• **AUFGABE**: Stimmen die Aussagen (a), (b) und (c) mit dem Text über den Breitenbachplatz überein? Antworte jeweils mit Ja oder Nein und zitiere die entscheidenden Worte des Textes wörtlich. (a) Alexander Mitscherlich sprach 1965 von der Unwirtlichkeit der Städte. (b) Für die Bauvorhaben in Berlin fehlte es damals an öffentlichem Geld. (c) Alte Quartiere wurden allein wegen maroder Bausubstanz abgerissen.

Ein zerstörter Platz

Die Stadtplanung der 1960er und 70er Jahre brachte Monströses hervor wie die Brücke über den Breitenbachplatz in Berlin. Auf dem Weg zur autogerechten Stadt zerstörte man einen gewachsenen Organismus und schuf eine brutal anmutende Verkehrsführung. In West-Berlin und der Bundesrepublik wurde seit den 1950er Jahren mehr historische Stadtsubstanz vernichtet als im Zweiten Weltkrieg. Alexander Mitscherlich sprach schon 1965 von der Unwirtlichkeit unserer Städte.

Berlin wurde von Planern und Architekten als Versuchslabor betrachtet. Öffentliche Mittel gab es genügend. In Zeiten des Kalten Krieges konnte die eingemauerte Metropole stets mit Zuwendungen aus Bonn rechnen. Quartiere aus der Gründerzeit fielen der Abrissbirne zum Opfer, nicht nur aufgrund maroder Bausubstanz und lichtarmer Hinterhöfe. Für Immobiliengesellschaften und die Bauwirtschaft waren Neubauten lukrativer. Hinzu kam ein Modernitätsdenken, das Stuck und Schnörkel durch Beton zu ersetzen trachtete. Ergebnis waren Großsiedlungen am Stadtrand und einfallslose Sozialneubauten mit gesetzlichen Mindeststandards. Die Gartenstadtarchitektur der 1920er Jahre wurde verdrängt durch industriell Gebautes, dies allerdings in selbstgewiss behaupteter, jedoch reichlich verkürzt verstandener Bauhaustradition.

• **ANGEZEIGTE DATEN**:
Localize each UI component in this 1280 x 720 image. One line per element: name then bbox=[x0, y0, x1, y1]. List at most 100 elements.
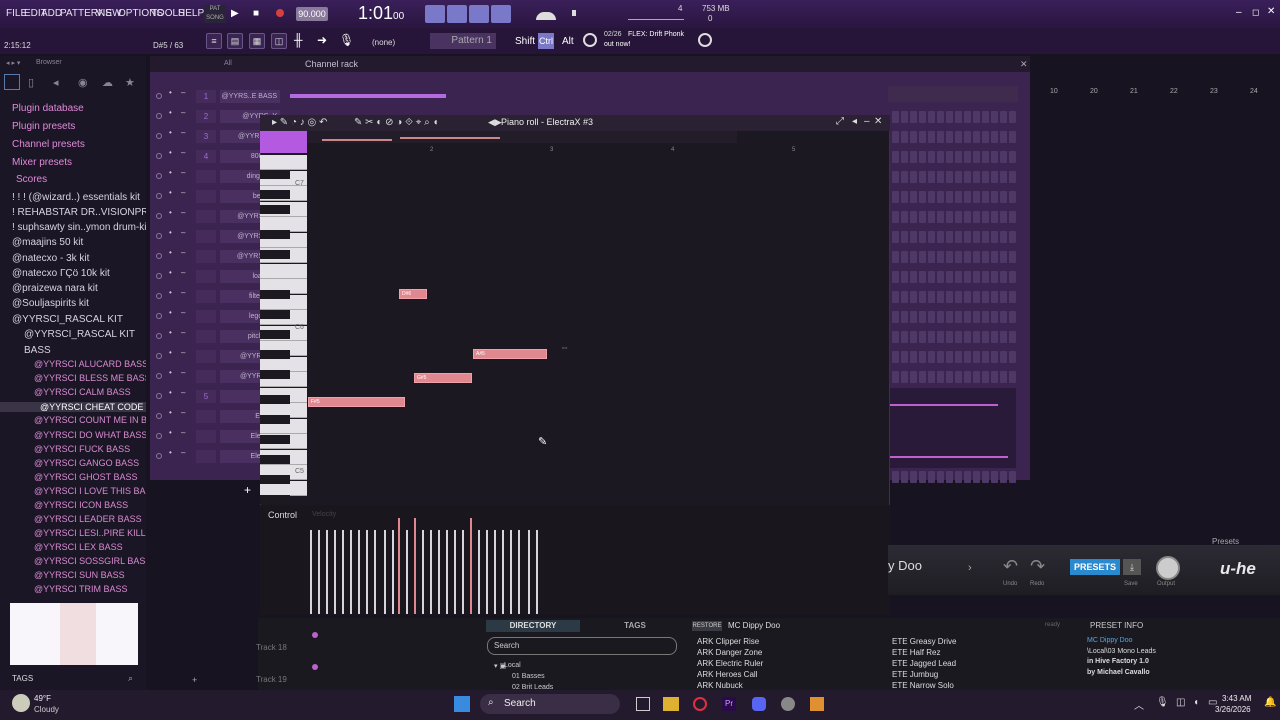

• **LÖSUNG**:
(a) Ja: „Alexander Mitscherlich sprach schon 1965 von der Unwirtlichkeit unserer Städte.“
(b) Nein: „Öffentliche Mittel gab es genügend.“
(c) Nein: „nicht nur aufgrund maroder Bausubstanz und lichtarmer Hinterhöfe“